*WORK TO BE COMPLETED*:
Write out all of the lines below, exactly and completely.

################

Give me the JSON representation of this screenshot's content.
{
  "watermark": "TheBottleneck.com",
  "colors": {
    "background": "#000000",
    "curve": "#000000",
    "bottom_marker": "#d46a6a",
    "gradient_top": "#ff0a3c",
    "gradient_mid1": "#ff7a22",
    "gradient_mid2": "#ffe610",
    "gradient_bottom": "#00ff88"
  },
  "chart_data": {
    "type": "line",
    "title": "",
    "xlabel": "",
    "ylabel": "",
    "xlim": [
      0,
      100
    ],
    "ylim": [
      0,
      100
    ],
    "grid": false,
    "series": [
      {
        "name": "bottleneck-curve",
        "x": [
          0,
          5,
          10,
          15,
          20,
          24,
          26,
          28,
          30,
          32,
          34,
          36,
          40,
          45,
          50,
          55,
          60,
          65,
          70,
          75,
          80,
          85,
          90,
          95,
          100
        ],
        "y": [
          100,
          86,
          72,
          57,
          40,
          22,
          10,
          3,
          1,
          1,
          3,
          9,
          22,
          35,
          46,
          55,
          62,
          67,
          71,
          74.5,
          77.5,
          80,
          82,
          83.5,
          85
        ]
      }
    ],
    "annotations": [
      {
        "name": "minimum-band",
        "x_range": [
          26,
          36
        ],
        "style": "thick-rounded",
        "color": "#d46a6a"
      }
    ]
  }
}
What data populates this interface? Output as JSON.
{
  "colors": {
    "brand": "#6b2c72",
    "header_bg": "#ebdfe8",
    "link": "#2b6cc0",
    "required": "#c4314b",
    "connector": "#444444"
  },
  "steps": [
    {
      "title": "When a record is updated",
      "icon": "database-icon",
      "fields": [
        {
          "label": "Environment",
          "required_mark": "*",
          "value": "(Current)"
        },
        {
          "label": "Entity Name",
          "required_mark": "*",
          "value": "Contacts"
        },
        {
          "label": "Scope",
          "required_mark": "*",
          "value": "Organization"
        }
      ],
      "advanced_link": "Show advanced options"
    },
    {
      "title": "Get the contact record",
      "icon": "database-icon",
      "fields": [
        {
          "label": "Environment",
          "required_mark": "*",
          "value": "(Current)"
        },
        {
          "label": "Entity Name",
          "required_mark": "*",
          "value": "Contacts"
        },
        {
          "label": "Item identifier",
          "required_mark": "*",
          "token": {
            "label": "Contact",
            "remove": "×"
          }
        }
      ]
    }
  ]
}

################

*REPLY*:
Give me the JSON representation of this screenshot's content.
{
  "watermark": "TheBottleneck.com",
  "colors": {
    "background": "#000000",
    "curve": "#000000",
    "bottom_marker": "#d46a6a",
    "gradient_top": "#ff0a3c",
    "gradient_mid1": "#ff7a22",
    "gradient_mid2": "#ffe610",
    "gradient_bottom": "#00ff88"
  },
  "chart_data": {
    "type": "line",
    "title": "",
    "xlabel": "",
    "ylabel": "",
    "xlim": [
      0,
      100
    ],
    "ylim": [
      0,
      100
    ],
    "grid": false,
    "series": [
      {
        "name": "bottleneck-curve",
        "x": [
          0,
          5,
          10,
          15,
          20,
          24,
          26,
          28,
          30,
          32,
          34,
          36,
          40,
          45,
          50,
          55,
          60,
          65,
          70,
          75,
          80,
          85,
          90,
          95,
          100
        ],
        "y": [
          100,
          86,
          72,
          57,
          40,
          22,
          10,
          3,
          1,
          1,
          3,
          9,
          22,
          35,
          46,
          55,
          62,
          67,
          71,
          74.5,
          77.5,
          80,
          82,
          83.5,
          85
        ]
      }
    ],
    "annotations": [
      {
        "name": "minimum-band",
        "x_range": [
          26,
          36
        ],
        "style": "thick-rounded",
        "color": "#d46a6a"
      }
    ]
  }
}
What data populates this interface? Output as JSON.
{
  "colors": {
    "brand": "#6b2c72",
    "header_bg": "#ebdfe8",
    "link": "#2b6cc0",
    "required": "#c4314b",
    "connector": "#444444"
  },
  "steps": [
    {
      "title": "When a record is updated",
      "icon": "database-icon",
      "fields": [
        {
          "label": "Environment",
          "required_mark": "*",
          "value": "(Current)"
        },
        {
          "label": "Entity Name",
          "required_mark": "*",
          "value": "Contacts"
        },
        {
          "label": "Scope",
          "required_mark": "*",
          "value": "Organization"
        }
      ],
      "advanced_link": "Show advanced options"
    },
    {
      "title": "Get the contact record",
      "icon": "database-icon",
      "fields": [
        {
          "label": "Environment",
          "required_mark": "*",
          "value": "(Current)"
        },
        {
          "label": "Entity Name",
          "required_mark": "*",
          "value": "Contacts"
        },
        {
          "label": "Item identifier",
          "required_mark": "*",
          "token": {
            "label": "Contact",
            "remove": "×"
          }
        }
      ]
    }
  ]
}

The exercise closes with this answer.